Aspirant à aborder des sujets lourds avec humour et légèreté, l’émission « La Cuisse de Jupiter », a pour vocation de rassembler des femmes volontaires de tout âge, origines et horizons afin de faire circuler une parole libre, de cultiver la pluralité de la pensée, de la partager et de promouvoir une réflexion critique et fondée autour de questions qui les touchent. S’approprier un espace de parole et d’expression plus représentatif des voix de toutes les femmes – celles du peuple, comme le revendique Geraldine – est en soi une forme de résistance vis-à-vis de médias qui s’attachent à reconnaître principalement la voix de femmes célèbres, comme ce fut le cas lors de l’apparition du phénomène #MeToo qui dénonçait les agressions sexuelles subies par des artistes reconnues dans la sphère du cinéma. C’est important. Mais qu’en est-il de la voix de la femme de tous les jours qui est tabassée ou violée ? questionne Geraldine.
----------
* [Consigne 1]:
Présentez sous forme de liste numérotée les lignes du listing, depuis la ligne contenant « value-cell: 222303 <box>810 204 945 224</box> » jusqu'à la ligne contenant « value-cell: 198537 <box>945 » incluse, en omettant les lignes vides.

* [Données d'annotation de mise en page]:
----------
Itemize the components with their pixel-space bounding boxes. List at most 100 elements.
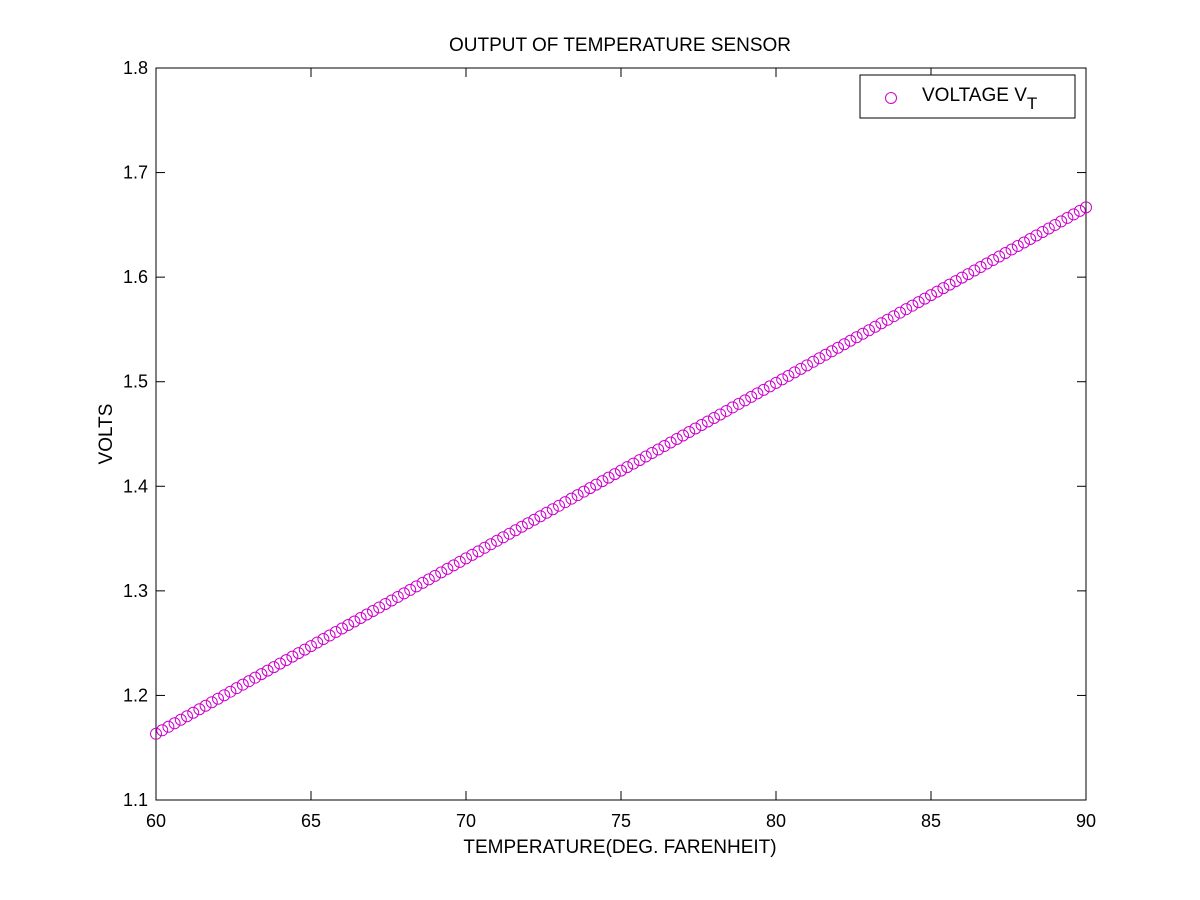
data-point [193, 703, 206, 716]
data-point [677, 429, 689, 442]
data-point [1049, 218, 1061, 231]
data-point [832, 341, 844, 354]
data-point [323, 629, 336, 642]
data-point [342, 619, 355, 632]
y-tick-label: 1.2 [123, 685, 148, 705]
data-point [633, 454, 646, 467]
x-tick-label: 75 [611, 811, 631, 831]
data-point [602, 471, 615, 484]
data-point [528, 513, 541, 526]
data-point [906, 299, 919, 312]
data-point [726, 401, 739, 414]
y-tick-label: 1.7 [123, 163, 148, 183]
data-point [869, 320, 882, 333]
data-point [1080, 201, 1092, 214]
data-point [305, 640, 317, 653]
y-tick-label: 1.8 [123, 58, 148, 78]
data-point [280, 654, 293, 667]
data-point [168, 717, 181, 730]
data-point [416, 576, 429, 589]
data-point [404, 583, 417, 596]
data-point [174, 713, 187, 726]
y-tick-label: 1.6 [123, 267, 148, 287]
data-point [708, 411, 720, 424]
data-point [918, 292, 931, 305]
data-point [422, 573, 435, 586]
data-point [751, 387, 764, 400]
data-point [472, 545, 485, 558]
data-point [615, 464, 627, 477]
data-point [317, 633, 330, 646]
data-point [993, 250, 1006, 263]
data-point [515, 520, 528, 533]
data-point [311, 636, 324, 649]
data-point [807, 355, 820, 368]
data-point [565, 492, 578, 505]
data-point [181, 710, 193, 723]
data-point [336, 622, 348, 635]
y-tick-labels: 1.1 1.2 1.3 1.4 1.5 1.6 1.7 1.8 [123, 58, 148, 810]
data-point [243, 675, 255, 688]
data-point [900, 303, 913, 316]
data-point [956, 271, 968, 284]
legend-label: VOLTAGE VT [922, 85, 1037, 113]
data-point [298, 643, 311, 656]
y-tick-label: 1.3 [123, 581, 148, 601]
data-point [509, 524, 522, 537]
data-point [850, 331, 863, 344]
data-point [460, 552, 472, 565]
data-point [794, 362, 807, 375]
data-point [689, 422, 702, 435]
data-point [999, 247, 1012, 260]
data-point [925, 289, 937, 302]
data-point [571, 489, 584, 502]
data-point [212, 692, 224, 705]
data-point [788, 366, 801, 379]
x-tick-labels: 60 65 70 75 80 85 90 [146, 811, 1096, 831]
data-point [1030, 229, 1043, 242]
data-point [255, 668, 268, 681]
data-point [218, 689, 231, 702]
data-point [1024, 232, 1037, 245]
data-point [534, 510, 547, 523]
data-point [522, 517, 534, 530]
x-tick-label: 65 [301, 811, 321, 831]
data-point [819, 348, 832, 361]
data-point [429, 569, 441, 582]
legend-label-subscript: T [1027, 94, 1037, 113]
data-point [379, 597, 392, 610]
data-point [912, 296, 925, 309]
data-point [838, 338, 851, 351]
data-point [949, 275, 962, 288]
axis-ticks [155, 67, 1087, 801]
data-point [894, 306, 906, 319]
data-point [968, 264, 981, 277]
data-point [385, 594, 398, 607]
data-point [987, 254, 999, 267]
data-point [695, 418, 708, 431]
data-point [844, 334, 857, 347]
data-point [596, 475, 609, 488]
data-point [1011, 240, 1024, 252]
legend: VOLTAGE VT [859, 74, 1076, 119]
x-tick-label: 90 [1076, 811, 1096, 831]
x-axis-label: TEMPERATURE(DEG. FARENHEIT) [463, 837, 776, 858]
data-point [391, 590, 404, 603]
y-axis-label: VOLTS [96, 404, 117, 465]
data-point [267, 661, 280, 674]
data-point [801, 359, 813, 372]
data-point [329, 626, 342, 639]
data-point [714, 408, 727, 421]
data-point [236, 678, 249, 691]
x-tick-label: 60 [146, 811, 166, 831]
data-point [540, 506, 553, 519]
data-point [943, 278, 956, 291]
data-point [224, 685, 237, 698]
data-point [484, 538, 497, 551]
data-point [639, 450, 652, 463]
data-point [763, 380, 776, 393]
data-point [150, 727, 162, 740]
data-point [974, 261, 987, 274]
data-point [497, 531, 510, 544]
data-point [720, 404, 733, 417]
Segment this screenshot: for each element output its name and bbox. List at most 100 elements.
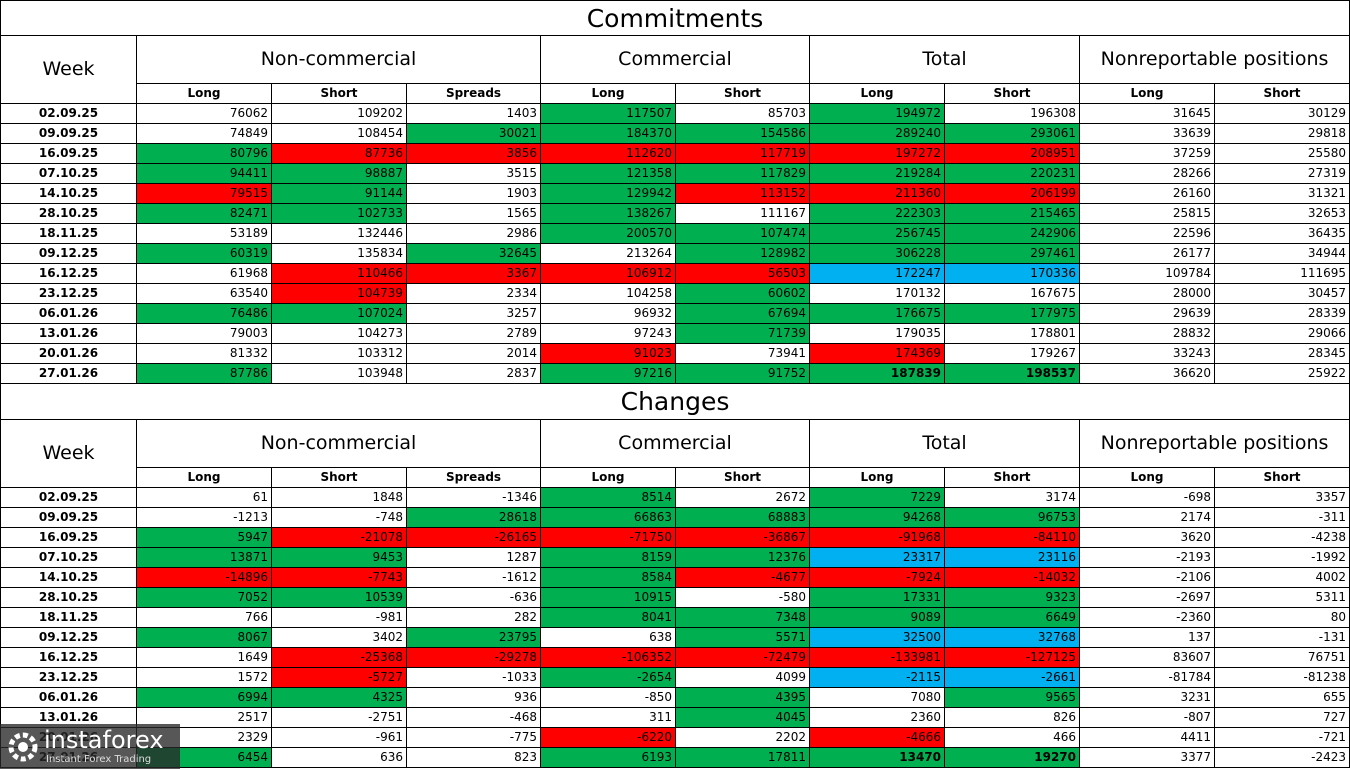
value-cell: 222303 <box>810 204 945 224</box>
sub-header: Short <box>1215 84 1350 104</box>
value-cell: 109784 <box>1080 264 1215 284</box>
value-cell: -2661 <box>945 668 1080 688</box>
value-cell: 106912 <box>541 264 676 284</box>
value-cell: 10539 <box>272 588 407 608</box>
value-cell: -131 <box>1215 628 1350 648</box>
value-cell: 26177 <box>1080 244 1215 264</box>
value-cell: 242906 <box>945 224 1080 244</box>
week-cell: 14.10.25 <box>0 568 137 588</box>
value-cell: 198537 <box>945 364 1080 384</box>
value-cell: 8514 <box>541 488 676 508</box>
value-cell: -36867 <box>676 528 810 548</box>
value-cell: 7348 <box>676 608 810 628</box>
value-cell: 6649 <box>945 608 1080 628</box>
value-cell: 2202 <box>676 728 810 748</box>
value-cell: 4411 <box>1080 728 1215 748</box>
value-cell: -4677 <box>676 568 810 588</box>
value-cell: 9089 <box>810 608 945 628</box>
value-cell: 5571 <box>676 628 810 648</box>
value-cell: 63540 <box>137 284 272 304</box>
value-cell: -2751 <box>272 708 407 728</box>
value-cell: 32500 <box>810 628 945 648</box>
value-cell: 766 <box>137 608 272 628</box>
value-cell: 170336 <box>945 264 1080 284</box>
week-cell: 06.01.26 <box>0 304 137 324</box>
value-cell: -29278 <box>407 648 541 668</box>
sub-header: Spreads <box>407 84 541 104</box>
value-cell: 74849 <box>137 124 272 144</box>
value-cell: 113152 <box>676 184 810 204</box>
value-cell: -1612 <box>407 568 541 588</box>
value-cell: 25815 <box>1080 204 1215 224</box>
value-cell: 3856 <box>407 144 541 164</box>
value-cell: 23317 <box>810 548 945 568</box>
week-cell: 09.12.25 <box>0 628 137 648</box>
value-cell: 466 <box>945 728 1080 748</box>
value-cell: 67694 <box>676 304 810 324</box>
value-cell: -981 <box>272 608 407 628</box>
value-cell: 82471 <box>137 204 272 224</box>
value-cell: 102733 <box>272 204 407 224</box>
value-cell: 2837 <box>407 364 541 384</box>
value-cell: -26165 <box>407 528 541 548</box>
group-header: Total <box>810 420 1080 468</box>
value-cell: -807 <box>1080 708 1215 728</box>
value-cell: 107474 <box>676 224 810 244</box>
value-cell: 129942 <box>541 184 676 204</box>
value-cell: 8159 <box>541 548 676 568</box>
value-cell: 1565 <box>407 204 541 224</box>
value-cell: 823 <box>407 748 541 768</box>
value-cell: 103948 <box>272 364 407 384</box>
sub-header: Long <box>1080 468 1215 488</box>
value-cell: 17331 <box>810 588 945 608</box>
value-cell: -468 <box>407 708 541 728</box>
value-cell: -2193 <box>1080 548 1215 568</box>
value-cell: -14032 <box>945 568 1080 588</box>
value-cell: 104739 <box>272 284 407 304</box>
value-cell: 28832 <box>1080 324 1215 344</box>
value-cell: 638 <box>541 628 676 648</box>
value-cell: 32645 <box>407 244 541 264</box>
value-cell: 94411 <box>137 164 272 184</box>
value-cell: 33639 <box>1080 124 1215 144</box>
value-cell: -72479 <box>676 648 810 668</box>
group-header: Commercial <box>541 36 810 84</box>
value-cell: 107024 <box>272 304 407 324</box>
week-cell: 28.10.25 <box>0 204 137 224</box>
sub-header: Short <box>272 468 407 488</box>
value-cell: -91968 <box>810 528 945 548</box>
value-cell: -2423 <box>1215 748 1350 768</box>
value-cell: 206199 <box>945 184 1080 204</box>
value-cell: 208951 <box>945 144 1080 164</box>
logo-icon <box>8 732 38 762</box>
value-cell: -71750 <box>541 528 676 548</box>
value-cell: 3257 <box>407 304 541 324</box>
value-cell: 91752 <box>676 364 810 384</box>
week-header: Week <box>0 420 137 488</box>
value-cell: -961 <box>272 728 407 748</box>
group-header: Non-commercial <box>137 420 541 468</box>
value-cell: -84110 <box>945 528 1080 548</box>
value-cell: 25922 <box>1215 364 1350 384</box>
value-cell: 104258 <box>541 284 676 304</box>
value-cell: 9323 <box>945 588 1080 608</box>
week-cell: 23.12.25 <box>0 284 137 304</box>
section-title: Commitments <box>0 0 1350 36</box>
value-cell: -21078 <box>272 528 407 548</box>
value-cell: -2697 <box>1080 588 1215 608</box>
value-cell: -2654 <box>541 668 676 688</box>
value-cell: 23116 <box>945 548 1080 568</box>
value-cell: -2106 <box>1080 568 1215 588</box>
value-cell: -2115 <box>810 668 945 688</box>
value-cell: 2334 <box>407 284 541 304</box>
group-header: Non-commercial <box>137 36 541 84</box>
value-cell: 87786 <box>137 364 272 384</box>
value-cell: 2517 <box>137 708 272 728</box>
value-cell: 176675 <box>810 304 945 324</box>
value-cell: 5947 <box>137 528 272 548</box>
value-cell: 97243 <box>541 324 676 344</box>
value-cell: 26160 <box>1080 184 1215 204</box>
value-cell: 32768 <box>945 628 1080 648</box>
value-cell: 219284 <box>810 164 945 184</box>
sub-header: Long <box>541 468 676 488</box>
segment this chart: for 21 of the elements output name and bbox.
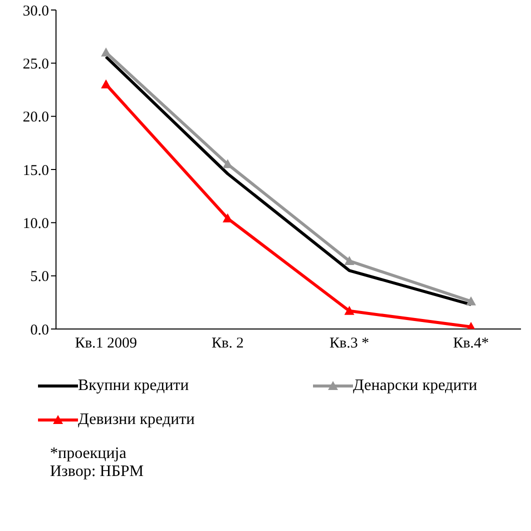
----------
* [Consigne 2]:
D'après le texte sur l'émission « La Cuisse de Jupiter », quelles femmes cette émission a-t-elle pour vocation de rassembler ?

* [Réponse complète 1]:
1. value-cell: 222303 <box>810 204 945 224</box>
2. sub-header: Short <box>1215 84 1350 104</box>
3. value-cell: 109784 <box>1080 264 1215 284</box>
4. value-cell: -2661 <box>945 668 1080 688</box>
5. value-cell: 106912 <box>541 264 676 284</box>
6. value-cell: 10539 <box>272 588 407 608</box>
7. value-cell: -131 <box>1215 628 1350 648</box>
8. value-cell: 26177 <box>1080 244 1215 264</box>
9. value-cell: 242906 <box>945 224 1080 244</box>
10. week-cell: 14.10.25 <box>0 568 137 588</box>
11. value-cell: 198537 <box>945 364 1080 384</box>

* [Réponse complète 2]:
Des femmes volontaires de tout âge, origines et horizons.